■ EXERCISE AIM ■
Each line containing the word "Saturn" must be collected.

■ MATERIAL FOR THIS EXERCISE ■
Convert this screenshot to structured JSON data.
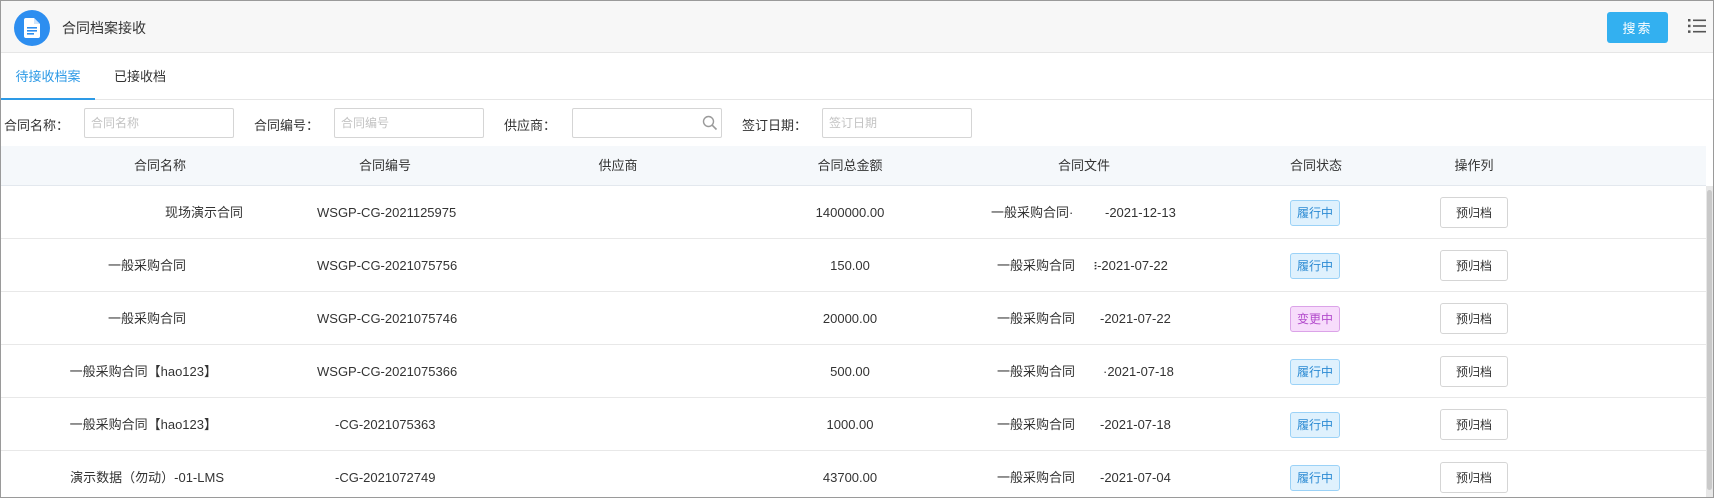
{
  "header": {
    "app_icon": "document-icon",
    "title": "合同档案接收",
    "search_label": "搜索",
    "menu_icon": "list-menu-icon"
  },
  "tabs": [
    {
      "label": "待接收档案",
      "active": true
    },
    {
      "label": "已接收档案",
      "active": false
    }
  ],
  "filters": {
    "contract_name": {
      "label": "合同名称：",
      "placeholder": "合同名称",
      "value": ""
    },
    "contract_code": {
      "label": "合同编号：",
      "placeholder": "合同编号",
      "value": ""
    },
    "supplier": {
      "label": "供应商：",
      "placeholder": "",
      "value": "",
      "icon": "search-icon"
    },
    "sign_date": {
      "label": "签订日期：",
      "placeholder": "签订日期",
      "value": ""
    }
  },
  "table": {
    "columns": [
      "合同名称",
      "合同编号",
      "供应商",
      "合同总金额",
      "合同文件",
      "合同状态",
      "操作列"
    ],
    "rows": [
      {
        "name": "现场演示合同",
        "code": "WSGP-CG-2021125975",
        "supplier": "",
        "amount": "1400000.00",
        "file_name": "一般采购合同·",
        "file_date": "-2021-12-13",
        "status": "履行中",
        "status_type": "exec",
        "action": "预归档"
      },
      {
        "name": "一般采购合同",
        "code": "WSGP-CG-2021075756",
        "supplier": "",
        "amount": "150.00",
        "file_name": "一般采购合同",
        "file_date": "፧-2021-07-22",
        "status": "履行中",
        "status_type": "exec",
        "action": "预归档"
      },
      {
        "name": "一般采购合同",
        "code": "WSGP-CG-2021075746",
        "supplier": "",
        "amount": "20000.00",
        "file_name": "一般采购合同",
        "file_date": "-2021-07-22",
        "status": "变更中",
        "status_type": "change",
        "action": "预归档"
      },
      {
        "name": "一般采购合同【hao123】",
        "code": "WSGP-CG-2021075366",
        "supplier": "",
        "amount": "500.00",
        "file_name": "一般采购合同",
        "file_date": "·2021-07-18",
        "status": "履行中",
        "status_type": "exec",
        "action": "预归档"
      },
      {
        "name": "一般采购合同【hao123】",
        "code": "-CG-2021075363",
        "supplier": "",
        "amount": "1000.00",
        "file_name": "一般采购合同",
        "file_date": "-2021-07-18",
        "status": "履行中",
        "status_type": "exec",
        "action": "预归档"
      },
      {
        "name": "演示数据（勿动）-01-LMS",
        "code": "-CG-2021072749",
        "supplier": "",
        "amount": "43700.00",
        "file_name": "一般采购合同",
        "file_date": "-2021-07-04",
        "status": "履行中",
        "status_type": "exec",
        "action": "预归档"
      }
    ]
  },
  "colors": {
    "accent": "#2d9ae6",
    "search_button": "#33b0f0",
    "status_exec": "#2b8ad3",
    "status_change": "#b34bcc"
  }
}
==
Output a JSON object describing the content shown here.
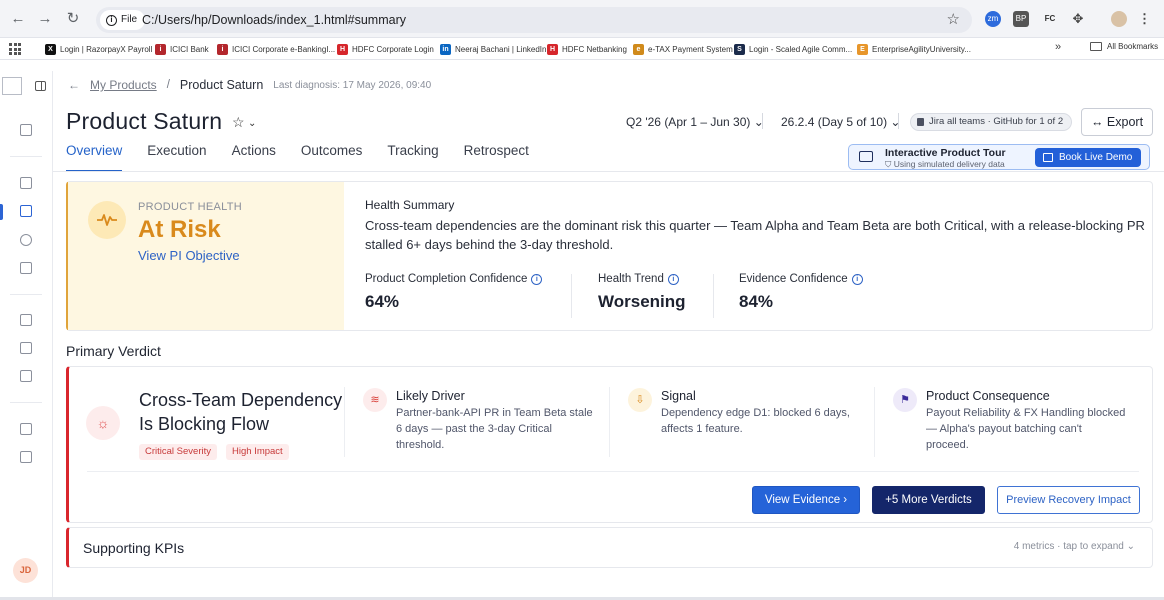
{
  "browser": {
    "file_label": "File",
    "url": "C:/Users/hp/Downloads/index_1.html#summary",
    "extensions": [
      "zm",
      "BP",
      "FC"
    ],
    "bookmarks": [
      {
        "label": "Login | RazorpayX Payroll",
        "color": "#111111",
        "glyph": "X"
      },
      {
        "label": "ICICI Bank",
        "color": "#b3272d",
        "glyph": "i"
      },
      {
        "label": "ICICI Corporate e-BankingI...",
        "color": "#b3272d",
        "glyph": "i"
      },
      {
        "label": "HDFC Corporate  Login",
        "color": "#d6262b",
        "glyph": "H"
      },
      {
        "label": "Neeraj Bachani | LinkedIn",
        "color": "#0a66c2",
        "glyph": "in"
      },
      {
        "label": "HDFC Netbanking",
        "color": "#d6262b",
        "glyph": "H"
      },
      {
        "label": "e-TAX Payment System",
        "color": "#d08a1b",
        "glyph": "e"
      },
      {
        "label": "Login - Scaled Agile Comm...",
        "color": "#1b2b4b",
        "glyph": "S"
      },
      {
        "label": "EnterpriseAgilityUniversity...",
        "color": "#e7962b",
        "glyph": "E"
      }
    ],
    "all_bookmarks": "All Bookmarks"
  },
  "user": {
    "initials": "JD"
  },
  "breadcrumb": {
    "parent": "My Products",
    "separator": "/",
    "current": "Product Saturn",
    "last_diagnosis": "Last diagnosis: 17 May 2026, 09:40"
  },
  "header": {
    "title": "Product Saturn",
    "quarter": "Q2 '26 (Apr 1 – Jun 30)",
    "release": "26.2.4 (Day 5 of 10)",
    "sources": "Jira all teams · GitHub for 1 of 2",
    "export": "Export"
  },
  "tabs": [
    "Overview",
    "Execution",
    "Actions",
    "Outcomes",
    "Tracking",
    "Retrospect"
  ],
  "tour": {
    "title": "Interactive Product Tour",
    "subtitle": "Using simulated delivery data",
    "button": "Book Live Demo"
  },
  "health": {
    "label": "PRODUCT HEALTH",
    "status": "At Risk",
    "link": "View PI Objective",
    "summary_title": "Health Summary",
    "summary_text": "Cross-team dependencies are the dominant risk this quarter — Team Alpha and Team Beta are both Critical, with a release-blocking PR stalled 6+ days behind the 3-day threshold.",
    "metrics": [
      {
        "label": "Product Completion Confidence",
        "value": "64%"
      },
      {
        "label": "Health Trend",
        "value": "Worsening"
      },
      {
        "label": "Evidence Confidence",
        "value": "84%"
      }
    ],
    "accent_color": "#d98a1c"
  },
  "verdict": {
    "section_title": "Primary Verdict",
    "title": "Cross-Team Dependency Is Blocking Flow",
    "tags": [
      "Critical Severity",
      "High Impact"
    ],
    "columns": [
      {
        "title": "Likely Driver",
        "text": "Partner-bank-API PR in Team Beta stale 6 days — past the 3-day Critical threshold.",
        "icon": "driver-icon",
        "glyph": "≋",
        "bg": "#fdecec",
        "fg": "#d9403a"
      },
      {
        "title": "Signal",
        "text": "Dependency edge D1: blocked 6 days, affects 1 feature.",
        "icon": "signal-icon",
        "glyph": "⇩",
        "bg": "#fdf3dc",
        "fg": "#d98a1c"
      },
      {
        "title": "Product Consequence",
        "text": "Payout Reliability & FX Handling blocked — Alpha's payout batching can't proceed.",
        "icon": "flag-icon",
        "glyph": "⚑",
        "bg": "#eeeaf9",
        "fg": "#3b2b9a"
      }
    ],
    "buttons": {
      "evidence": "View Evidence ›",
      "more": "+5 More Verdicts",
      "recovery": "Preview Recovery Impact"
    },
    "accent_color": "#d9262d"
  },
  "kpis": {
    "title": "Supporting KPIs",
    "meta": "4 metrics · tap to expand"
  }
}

■ WRITTEN RESPONSE ■
    "current": "Product Saturn",
    "title": "Product Saturn",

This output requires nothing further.